** Start Selected extract **
Akola fort (also called Asadgad) along with the Narnala and Akot forts forms the major fortifications of the Akola district, Maharashtra, India.

History 

The fortress was built in 1697 by Asad Khan, during the reign of Aurangzeb by Asad Khan, from whom the fort took its name (Asadgad). In 1803, Arthur Wellesley camped here before proceeding to win the Battle of Argaon in the Second Anglo-Maratha War. The fortress was dismantled by the British Raj in about 1870. It was reported in 1910 in a district gazetteer that the central part of the fort (the hawakhana) was  used as a school.

Major features 
Akola fort is notable in that it is bereft of any decorative embellishments.

There are several inscriptions on the fort. An inscription on the Dahi handa gate gives its date of construction as 1114 AH (1697 CE)deepak, 'during the reign of emperor Aurangzeb when Nawab Asad Khan was minister.' Another on the Fateh Buruj bastion has no exact date. It too mentions the same minister but a different emperor (Shah Alam). One on the Eidgah contains texts and a statement that the building was finished by Khawja Abdul Latif in  1116 AH (1698 CE). On the Agarves gate an inscription in Marathi reads that  Govind Appaji in 1843 CE constructed the fort. The latter statement contradicts all the other inscriptions.

Shri Raj Rajeshwar Mandir
Akola's oldest Shiva temple is Rajeshwar Mandir.
The Shiv temple was built by Chola Empire king Raj Rajeswar.
** End Selected extract **
** Start Items **
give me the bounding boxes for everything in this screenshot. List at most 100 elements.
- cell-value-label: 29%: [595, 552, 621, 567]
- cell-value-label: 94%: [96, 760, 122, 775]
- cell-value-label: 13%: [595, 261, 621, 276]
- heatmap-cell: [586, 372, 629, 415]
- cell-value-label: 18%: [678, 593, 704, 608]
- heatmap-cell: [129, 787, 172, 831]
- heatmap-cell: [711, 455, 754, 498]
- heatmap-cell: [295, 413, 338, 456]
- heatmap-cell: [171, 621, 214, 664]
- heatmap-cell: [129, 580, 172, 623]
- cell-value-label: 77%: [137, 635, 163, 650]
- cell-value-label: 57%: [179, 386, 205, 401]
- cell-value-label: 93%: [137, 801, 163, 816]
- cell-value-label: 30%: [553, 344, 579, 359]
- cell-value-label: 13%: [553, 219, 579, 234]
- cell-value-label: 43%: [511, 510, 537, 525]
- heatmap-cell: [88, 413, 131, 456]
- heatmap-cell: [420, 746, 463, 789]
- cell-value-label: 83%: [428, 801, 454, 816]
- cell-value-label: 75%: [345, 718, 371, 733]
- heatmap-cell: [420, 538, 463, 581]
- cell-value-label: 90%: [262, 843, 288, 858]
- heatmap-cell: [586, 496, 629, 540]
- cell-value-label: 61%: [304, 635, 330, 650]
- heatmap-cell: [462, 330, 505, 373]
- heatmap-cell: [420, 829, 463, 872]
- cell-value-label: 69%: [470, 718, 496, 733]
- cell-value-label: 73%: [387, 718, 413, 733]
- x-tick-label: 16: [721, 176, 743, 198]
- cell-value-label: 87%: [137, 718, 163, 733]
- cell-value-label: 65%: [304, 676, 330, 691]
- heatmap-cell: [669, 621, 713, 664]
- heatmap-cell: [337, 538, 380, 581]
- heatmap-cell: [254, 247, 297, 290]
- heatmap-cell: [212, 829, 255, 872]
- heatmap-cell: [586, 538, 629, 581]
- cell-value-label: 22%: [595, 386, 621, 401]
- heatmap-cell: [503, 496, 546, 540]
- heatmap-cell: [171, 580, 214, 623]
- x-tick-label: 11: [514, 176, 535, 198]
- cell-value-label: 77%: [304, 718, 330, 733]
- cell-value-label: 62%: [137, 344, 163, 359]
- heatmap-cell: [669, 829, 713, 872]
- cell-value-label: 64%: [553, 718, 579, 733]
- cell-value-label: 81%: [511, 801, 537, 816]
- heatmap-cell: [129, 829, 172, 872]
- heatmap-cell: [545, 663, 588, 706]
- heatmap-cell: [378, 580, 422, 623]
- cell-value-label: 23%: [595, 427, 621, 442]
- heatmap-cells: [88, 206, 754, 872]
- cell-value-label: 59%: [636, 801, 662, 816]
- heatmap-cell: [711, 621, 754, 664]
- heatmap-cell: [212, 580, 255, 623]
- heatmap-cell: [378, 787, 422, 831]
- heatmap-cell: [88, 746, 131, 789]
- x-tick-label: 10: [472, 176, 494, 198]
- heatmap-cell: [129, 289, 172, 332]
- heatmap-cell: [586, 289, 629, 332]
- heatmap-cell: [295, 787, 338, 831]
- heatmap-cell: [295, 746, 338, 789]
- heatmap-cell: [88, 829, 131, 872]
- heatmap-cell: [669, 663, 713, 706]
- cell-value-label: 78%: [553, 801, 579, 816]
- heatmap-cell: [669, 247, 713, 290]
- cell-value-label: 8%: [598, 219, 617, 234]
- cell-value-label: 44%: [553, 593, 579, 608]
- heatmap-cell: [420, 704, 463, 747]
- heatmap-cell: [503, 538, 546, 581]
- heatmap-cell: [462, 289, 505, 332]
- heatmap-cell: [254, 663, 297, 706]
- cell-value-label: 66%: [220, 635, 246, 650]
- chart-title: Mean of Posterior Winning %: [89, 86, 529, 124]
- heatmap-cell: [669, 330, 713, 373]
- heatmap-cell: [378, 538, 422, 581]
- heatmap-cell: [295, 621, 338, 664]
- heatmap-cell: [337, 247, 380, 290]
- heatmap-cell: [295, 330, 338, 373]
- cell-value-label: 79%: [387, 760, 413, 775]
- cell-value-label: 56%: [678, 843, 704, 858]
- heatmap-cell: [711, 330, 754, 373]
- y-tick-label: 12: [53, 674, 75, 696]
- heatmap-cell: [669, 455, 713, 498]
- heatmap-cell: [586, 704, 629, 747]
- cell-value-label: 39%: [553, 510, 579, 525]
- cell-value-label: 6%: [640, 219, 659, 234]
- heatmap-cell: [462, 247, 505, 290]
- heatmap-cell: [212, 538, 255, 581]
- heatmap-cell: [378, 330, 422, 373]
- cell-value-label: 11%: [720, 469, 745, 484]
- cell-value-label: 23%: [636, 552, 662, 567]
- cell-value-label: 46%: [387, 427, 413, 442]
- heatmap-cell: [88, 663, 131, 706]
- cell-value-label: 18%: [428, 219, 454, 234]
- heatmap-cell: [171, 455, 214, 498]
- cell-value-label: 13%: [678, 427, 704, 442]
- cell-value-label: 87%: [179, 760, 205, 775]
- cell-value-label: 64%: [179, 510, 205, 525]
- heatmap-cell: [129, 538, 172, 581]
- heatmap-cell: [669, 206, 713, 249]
** End Items **
Required actions:
(a) Reproduce the Akola fort passage from "Akola fort (also" up to and including "as a school.".
(b) Extend the Akola fort passage, picking up after its last sentence.
None of the entries are needed here.

Answers below:
(a)
Akola fort (also called Asadgad) along with the Narnala and Akot forts forms the major fortifications of the Akola district, Maharashtra, India.

History 

The fortress was built in 1697 by Asad Khan, during the reign of Aurangzeb by Asad Khan, from whom the fort took its name (Asadgad). In 1803, Arthur Wellesley camped here before proceeding to win the Battle of Argaon in the Second Anglo-Maratha War. The fortress was dismantled by the British Raj in about 1870. It was reported in 1910 in a district gazetteer that the central part of the fort (the hawakhana) was  used as a school.

(b)
Folklore
While King Akolsingh was living in the Asadgad Fort, there is a famous story associated with this payas temple. Every night his queen went to this temple to worship Shiva at midnight. Once King Akolsingh thought that his queen was going out at midnight for illicit reasons, so he followed her with a sword; the queen realised that King Akolsingh was following her. She felt gloomy and guilty and went straight to the Shiva temple and pleaded to the god that her husband the king was thinking wrong about her, and that it was insulting that he was having no faith in her loyalty and her character. So she pleaded to be allowed into Shiva's Pind (Shiva Ling) (a stone of God Shiva that is worshipped)". The Shiva ling broke in two parts and the queen jumped in, and then it was closed. The king understood his mistake and could not forgive himself. Still the Shiva ling in this temple has a little crack which is said to corroborate this story. This temple is the base aastha of this Akola city. There are 2 bridges: the first one is the dagadi pool (stone bridge) (also known as 'chota pool' meaning smaller bridge) and the other is lokhand pool (iron bridge) (also known as 'motha pool' meaning bigger bridge). This iron bridge was built at the time of British rule.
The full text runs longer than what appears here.